Scan the entries below for the word "حدوث". Copy each line that has it.

— Begin DATA SECTION —

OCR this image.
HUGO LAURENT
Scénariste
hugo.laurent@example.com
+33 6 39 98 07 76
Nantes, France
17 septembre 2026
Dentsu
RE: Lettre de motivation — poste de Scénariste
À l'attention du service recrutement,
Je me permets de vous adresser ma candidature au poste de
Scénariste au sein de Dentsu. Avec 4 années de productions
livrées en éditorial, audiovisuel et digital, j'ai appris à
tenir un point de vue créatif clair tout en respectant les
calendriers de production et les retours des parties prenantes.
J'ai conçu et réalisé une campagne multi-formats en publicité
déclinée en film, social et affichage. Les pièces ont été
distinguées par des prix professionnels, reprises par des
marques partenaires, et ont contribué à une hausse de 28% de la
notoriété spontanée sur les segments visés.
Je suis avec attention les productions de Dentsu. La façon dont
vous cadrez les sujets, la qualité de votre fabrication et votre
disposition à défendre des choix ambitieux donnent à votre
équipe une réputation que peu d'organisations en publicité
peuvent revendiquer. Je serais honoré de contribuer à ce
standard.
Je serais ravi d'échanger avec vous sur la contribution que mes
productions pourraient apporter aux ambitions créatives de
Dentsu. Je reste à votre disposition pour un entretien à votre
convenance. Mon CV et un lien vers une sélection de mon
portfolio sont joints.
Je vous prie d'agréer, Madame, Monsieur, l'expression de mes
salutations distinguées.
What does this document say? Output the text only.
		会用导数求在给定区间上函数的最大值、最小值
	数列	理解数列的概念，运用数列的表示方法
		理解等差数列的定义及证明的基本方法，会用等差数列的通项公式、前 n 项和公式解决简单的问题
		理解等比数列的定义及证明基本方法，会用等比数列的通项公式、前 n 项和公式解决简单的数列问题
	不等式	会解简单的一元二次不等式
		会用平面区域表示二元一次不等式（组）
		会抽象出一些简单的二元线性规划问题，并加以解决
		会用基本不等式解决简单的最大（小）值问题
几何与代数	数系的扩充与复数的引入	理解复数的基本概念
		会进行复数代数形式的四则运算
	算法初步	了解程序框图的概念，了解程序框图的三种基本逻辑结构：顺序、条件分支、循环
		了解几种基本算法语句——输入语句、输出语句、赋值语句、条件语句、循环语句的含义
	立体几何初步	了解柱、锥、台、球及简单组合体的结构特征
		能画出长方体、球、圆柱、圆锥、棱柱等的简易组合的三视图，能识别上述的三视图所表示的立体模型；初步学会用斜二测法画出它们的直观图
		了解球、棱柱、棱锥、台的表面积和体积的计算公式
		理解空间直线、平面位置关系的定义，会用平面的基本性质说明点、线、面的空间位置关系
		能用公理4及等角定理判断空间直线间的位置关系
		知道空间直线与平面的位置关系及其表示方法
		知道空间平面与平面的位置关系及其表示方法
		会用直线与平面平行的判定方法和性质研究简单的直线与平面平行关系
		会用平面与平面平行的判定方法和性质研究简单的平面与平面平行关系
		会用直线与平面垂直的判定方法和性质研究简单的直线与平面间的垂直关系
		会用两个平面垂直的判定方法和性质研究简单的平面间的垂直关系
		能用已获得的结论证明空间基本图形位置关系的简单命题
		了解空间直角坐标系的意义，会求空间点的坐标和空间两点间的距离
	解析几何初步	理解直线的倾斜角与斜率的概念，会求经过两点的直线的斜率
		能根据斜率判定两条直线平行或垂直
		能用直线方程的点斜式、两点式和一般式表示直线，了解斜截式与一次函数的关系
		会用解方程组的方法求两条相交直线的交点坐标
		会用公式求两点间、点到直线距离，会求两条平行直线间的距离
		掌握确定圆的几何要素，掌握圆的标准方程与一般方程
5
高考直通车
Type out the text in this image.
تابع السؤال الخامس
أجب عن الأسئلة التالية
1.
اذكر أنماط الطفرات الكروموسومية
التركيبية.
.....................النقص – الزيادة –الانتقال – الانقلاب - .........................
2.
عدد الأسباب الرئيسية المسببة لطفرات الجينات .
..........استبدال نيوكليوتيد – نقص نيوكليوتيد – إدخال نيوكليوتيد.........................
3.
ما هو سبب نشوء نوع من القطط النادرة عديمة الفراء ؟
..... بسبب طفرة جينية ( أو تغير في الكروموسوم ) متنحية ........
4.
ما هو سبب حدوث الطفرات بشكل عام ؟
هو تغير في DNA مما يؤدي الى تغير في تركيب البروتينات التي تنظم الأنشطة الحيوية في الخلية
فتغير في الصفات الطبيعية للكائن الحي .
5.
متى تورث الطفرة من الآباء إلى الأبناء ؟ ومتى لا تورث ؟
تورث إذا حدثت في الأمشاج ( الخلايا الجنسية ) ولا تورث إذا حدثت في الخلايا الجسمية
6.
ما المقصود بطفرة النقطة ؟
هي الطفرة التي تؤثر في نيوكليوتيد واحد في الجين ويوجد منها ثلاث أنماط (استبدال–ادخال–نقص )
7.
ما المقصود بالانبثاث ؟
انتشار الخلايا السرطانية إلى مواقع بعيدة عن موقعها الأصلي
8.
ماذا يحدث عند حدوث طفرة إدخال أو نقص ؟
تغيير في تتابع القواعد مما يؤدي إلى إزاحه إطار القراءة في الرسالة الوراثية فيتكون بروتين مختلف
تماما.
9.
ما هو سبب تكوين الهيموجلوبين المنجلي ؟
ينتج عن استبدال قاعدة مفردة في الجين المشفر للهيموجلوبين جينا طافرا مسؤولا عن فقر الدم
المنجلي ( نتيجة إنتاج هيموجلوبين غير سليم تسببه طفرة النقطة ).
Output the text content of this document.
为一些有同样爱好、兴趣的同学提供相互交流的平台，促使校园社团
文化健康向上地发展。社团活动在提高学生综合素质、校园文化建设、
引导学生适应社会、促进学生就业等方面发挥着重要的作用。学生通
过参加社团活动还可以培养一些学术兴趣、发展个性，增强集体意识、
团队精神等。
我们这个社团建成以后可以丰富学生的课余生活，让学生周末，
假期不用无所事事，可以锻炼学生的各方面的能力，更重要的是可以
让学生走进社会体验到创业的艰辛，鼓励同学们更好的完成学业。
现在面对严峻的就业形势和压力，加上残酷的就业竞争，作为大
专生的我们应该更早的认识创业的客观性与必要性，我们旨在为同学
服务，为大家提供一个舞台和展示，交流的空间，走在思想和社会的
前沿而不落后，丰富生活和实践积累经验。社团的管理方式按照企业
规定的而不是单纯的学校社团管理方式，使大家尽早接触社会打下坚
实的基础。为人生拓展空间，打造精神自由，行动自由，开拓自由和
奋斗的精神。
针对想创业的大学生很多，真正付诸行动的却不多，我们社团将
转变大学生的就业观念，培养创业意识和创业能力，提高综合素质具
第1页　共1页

— End DATA SECTION —

THE RESULT:
ما هو سبب حدوث الطفرات بشكل عام ؟
ماذا يحدث عند حدوث طفرة إدخال أو نقص ؟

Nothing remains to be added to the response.